▶ **Written task**: Search the records for "MINUTES" and copy each line that holds it.
─── Available data ───
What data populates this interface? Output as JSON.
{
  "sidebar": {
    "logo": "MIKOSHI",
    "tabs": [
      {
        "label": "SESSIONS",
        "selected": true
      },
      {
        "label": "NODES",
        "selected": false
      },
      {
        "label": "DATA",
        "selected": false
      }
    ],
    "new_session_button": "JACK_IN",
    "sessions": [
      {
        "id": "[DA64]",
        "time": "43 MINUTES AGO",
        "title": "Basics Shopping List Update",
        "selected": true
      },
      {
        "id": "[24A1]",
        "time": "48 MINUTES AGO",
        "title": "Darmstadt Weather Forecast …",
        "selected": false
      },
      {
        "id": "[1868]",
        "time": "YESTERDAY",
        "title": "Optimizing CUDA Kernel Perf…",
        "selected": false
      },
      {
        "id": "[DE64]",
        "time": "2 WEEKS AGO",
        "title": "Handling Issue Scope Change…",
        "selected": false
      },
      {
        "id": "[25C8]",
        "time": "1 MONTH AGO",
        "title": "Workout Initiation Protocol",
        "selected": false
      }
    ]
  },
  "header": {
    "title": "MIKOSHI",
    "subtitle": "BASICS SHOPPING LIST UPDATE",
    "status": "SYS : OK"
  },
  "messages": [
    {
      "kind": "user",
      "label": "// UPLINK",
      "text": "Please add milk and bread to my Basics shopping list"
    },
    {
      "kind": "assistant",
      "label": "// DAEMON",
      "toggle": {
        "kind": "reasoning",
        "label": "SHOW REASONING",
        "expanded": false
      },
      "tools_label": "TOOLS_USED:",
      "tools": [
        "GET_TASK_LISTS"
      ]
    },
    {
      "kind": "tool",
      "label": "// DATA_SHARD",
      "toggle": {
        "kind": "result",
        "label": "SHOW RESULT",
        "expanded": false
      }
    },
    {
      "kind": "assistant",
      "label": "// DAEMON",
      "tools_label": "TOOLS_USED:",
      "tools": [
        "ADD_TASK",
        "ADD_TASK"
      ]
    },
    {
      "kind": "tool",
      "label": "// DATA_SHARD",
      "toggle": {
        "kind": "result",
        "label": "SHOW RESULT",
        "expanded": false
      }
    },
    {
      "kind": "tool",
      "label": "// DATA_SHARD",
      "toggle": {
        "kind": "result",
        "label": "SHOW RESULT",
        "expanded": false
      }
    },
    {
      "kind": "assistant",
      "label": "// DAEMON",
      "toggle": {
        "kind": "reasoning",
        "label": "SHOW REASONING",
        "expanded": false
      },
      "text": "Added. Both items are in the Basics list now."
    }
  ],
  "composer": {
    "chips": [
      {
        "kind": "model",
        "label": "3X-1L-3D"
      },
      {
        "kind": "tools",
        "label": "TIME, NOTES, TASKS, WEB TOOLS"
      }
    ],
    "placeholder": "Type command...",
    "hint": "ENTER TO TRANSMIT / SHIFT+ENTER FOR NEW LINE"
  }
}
───
▶ **Solution to this exercise**:
        "time": "43 MINUTES AGO",
        "time": "48 MINUTES AGO",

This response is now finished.